***** Data section

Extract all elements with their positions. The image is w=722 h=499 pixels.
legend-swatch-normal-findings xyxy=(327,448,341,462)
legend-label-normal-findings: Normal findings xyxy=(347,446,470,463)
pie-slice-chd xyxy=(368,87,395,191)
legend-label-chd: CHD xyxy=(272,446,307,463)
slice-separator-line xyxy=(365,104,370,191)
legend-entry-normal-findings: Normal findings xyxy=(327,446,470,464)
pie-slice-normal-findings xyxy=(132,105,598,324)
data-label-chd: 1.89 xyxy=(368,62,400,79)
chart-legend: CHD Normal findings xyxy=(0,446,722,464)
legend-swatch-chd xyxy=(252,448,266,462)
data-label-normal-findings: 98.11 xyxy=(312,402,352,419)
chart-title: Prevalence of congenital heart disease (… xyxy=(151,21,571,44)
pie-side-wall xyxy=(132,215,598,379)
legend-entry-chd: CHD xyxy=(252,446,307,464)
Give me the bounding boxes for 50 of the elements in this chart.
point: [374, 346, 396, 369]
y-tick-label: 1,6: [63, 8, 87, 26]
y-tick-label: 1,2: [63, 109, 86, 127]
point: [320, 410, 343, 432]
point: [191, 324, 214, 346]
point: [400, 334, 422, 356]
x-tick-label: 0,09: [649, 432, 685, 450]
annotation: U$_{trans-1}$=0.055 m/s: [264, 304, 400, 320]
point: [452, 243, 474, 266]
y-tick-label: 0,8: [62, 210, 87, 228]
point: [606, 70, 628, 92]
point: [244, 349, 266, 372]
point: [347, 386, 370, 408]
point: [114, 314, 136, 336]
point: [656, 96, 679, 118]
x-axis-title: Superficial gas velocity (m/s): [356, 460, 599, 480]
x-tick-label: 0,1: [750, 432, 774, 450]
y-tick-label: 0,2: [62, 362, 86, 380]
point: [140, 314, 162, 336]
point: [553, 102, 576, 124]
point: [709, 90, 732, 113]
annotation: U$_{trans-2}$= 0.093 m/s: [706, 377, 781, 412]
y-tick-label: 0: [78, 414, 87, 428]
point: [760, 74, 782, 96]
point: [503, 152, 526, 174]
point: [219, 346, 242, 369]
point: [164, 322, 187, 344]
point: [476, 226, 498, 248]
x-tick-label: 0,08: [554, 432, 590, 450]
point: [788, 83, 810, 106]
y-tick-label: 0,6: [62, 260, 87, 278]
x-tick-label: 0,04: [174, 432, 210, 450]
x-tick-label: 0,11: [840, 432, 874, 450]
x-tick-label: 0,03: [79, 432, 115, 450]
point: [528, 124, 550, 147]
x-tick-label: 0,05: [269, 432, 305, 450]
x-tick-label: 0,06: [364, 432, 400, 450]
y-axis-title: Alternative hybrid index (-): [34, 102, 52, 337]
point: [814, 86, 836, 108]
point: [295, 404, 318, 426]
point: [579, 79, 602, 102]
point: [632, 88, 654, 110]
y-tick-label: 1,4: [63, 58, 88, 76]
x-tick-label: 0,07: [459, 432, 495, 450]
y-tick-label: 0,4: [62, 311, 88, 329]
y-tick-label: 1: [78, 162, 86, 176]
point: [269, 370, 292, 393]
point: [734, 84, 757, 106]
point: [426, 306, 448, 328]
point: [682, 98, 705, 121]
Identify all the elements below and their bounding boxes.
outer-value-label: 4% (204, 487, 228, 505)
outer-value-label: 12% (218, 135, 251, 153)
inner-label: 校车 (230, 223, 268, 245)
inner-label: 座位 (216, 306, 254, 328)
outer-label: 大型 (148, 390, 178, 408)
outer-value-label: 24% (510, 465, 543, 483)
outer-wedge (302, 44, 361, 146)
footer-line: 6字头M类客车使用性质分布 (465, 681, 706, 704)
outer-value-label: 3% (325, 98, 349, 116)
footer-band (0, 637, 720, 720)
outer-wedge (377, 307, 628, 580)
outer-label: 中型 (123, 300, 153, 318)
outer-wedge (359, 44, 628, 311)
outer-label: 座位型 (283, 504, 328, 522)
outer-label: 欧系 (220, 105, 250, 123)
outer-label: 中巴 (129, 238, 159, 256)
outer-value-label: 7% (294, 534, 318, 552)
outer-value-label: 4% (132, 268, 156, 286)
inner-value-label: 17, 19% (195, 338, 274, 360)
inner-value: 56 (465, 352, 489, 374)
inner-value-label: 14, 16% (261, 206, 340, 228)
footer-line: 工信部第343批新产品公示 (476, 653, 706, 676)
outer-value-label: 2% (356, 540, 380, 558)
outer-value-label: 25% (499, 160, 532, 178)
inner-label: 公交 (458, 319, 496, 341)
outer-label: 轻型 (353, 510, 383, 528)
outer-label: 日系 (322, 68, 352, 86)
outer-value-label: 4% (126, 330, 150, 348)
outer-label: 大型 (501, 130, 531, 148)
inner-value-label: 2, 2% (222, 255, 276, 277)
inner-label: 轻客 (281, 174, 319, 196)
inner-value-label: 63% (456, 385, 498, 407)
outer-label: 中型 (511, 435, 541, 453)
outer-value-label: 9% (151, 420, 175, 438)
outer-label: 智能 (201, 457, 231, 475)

**********

Goal:
Please reproduce the lines above without any changes.

The answer:
Extract all elements with their positions. The image is w=722 h=499 pixels.
legend-swatch-normal-findings xyxy=(327,448,341,462)
legend-label-normal-findings: Normal findings xyxy=(347,446,470,463)
pie-slice-chd xyxy=(368,87,395,191)
legend-label-chd: CHD xyxy=(272,446,307,463)
slice-separator-line xyxy=(365,104,370,191)
legend-entry-normal-findings: Normal findings xyxy=(327,446,470,464)
pie-slice-normal-findings xyxy=(132,105,598,324)
data-label-chd: 1.89 xyxy=(368,62,400,79)
chart-legend: CHD Normal findings xyxy=(0,446,722,464)
legend-swatch-chd xyxy=(252,448,266,462)
data-label-normal-findings: 98.11 xyxy=(312,402,352,419)
chart-title: Prevalence of congenital heart disease (… xyxy=(151,21,571,44)
pie-side-wall xyxy=(132,215,598,379)
legend-entry-chd: CHD xyxy=(252,446,307,464)
Give me the bounding boxes for 50 of the elements in this chart.
point: [374, 346, 396, 369]
y-tick-label: 1,6: [63, 8, 87, 26]
y-tick-label: 1,2: [63, 109, 86, 127]
point: [320, 410, 343, 432]
point: [191, 324, 214, 346]
point: [400, 334, 422, 356]
x-tick-label: 0,09: [649, 432, 685, 450]
annotation: U$_{trans-1}$=0.055 m/s: [264, 304, 400, 320]
point: [452, 243, 474, 266]
y-tick-label: 0,8: [62, 210, 87, 228]
point: [606, 70, 628, 92]
point: [244, 349, 266, 372]
point: [347, 386, 370, 408]
point: [114, 314, 136, 336]
point: [656, 96, 679, 118]
x-axis-title: Superficial gas velocity (m/s): [356, 460, 599, 480]
x-tick-label: 0,1: [750, 432, 774, 450]
y-tick-label: 0,2: [62, 362, 86, 380]
point: [140, 314, 162, 336]
point: [553, 102, 576, 124]
point: [709, 90, 732, 113]
annotation: U$_{trans-2}$= 0.093 m/s: [706, 377, 781, 412]
y-tick-label: 0: [78, 414, 87, 428]
point: [760, 74, 782, 96]
point: [503, 152, 526, 174]
point: [219, 346, 242, 369]
point: [164, 322, 187, 344]
point: [476, 226, 498, 248]
x-tick-label: 0,08: [554, 432, 590, 450]
point: [788, 83, 810, 106]
y-tick-label: 0,6: [62, 260, 87, 278]
x-tick-label: 0,04: [174, 432, 210, 450]
x-tick-label: 0,11: [840, 432, 874, 450]
x-tick-label: 0,03: [79, 432, 115, 450]
point: [528, 124, 550, 147]
x-tick-label: 0,05: [269, 432, 305, 450]
x-tick-label: 0,06: [364, 432, 400, 450]
y-axis-title: Alternative hybrid index (-): [34, 102, 52, 337]
point: [814, 86, 836, 108]
point: [295, 404, 318, 426]
point: [579, 79, 602, 102]
point: [632, 88, 654, 110]
y-tick-label: 1,4: [63, 58, 88, 76]
x-tick-label: 0,07: [459, 432, 495, 450]
y-tick-label: 0,4: [62, 311, 88, 329]
y-tick-label: 1: [78, 162, 86, 176]
point: [269, 370, 292, 393]
point: [734, 84, 757, 106]
point: [426, 306, 448, 328]
point: [682, 98, 705, 121]
Identify all the elements below and their bounding boxes.
outer-value-label: 4% (204, 487, 228, 505)
outer-value-label: 12% (218, 135, 251, 153)
inner-label: 校车 (230, 223, 268, 245)
inner-label: 座位 (216, 306, 254, 328)
outer-label: 大型 (148, 390, 178, 408)
outer-value-label: 24% (510, 465, 543, 483)
outer-wedge (302, 44, 361, 146)
footer-line: 6字头M类客车使用性质分布 (465, 681, 706, 704)
outer-value-label: 3% (325, 98, 349, 116)
footer-band (0, 637, 720, 720)
outer-wedge (377, 307, 628, 580)
outer-label: 中型 (123, 300, 153, 318)
outer-wedge (359, 44, 628, 311)
outer-label: 座位型 (283, 504, 328, 522)
outer-label: 欧系 (220, 105, 250, 123)
outer-label: 中巴 (129, 238, 159, 256)
outer-value-label: 7% (294, 534, 318, 552)
outer-value-label: 4% (132, 268, 156, 286)
inner-value-label: 17, 19% (195, 338, 274, 360)
inner-value: 56 (465, 352, 489, 374)
inner-value-label: 14, 16% (261, 206, 340, 228)
footer-line: 工信部第343批新产品公示 (476, 653, 706, 676)
outer-value-label: 2% (356, 540, 380, 558)
outer-value-label: 25% (499, 160, 532, 178)
inner-label: 公交 (458, 319, 496, 341)
outer-label: 轻型 (353, 510, 383, 528)
outer-label: 日系 (322, 68, 352, 86)
outer-value-label: 4% (126, 330, 150, 348)
outer-label: 大型 (501, 130, 531, 148)
inner-value-label: 2, 2% (222, 255, 276, 277)
inner-label: 轻客 (281, 174, 319, 196)
inner-value-label: 63% (456, 385, 498, 407)
outer-label: 中型 (511, 435, 541, 453)
outer-value-label: 9% (151, 420, 175, 438)
outer-label: 智能 (201, 457, 231, 475)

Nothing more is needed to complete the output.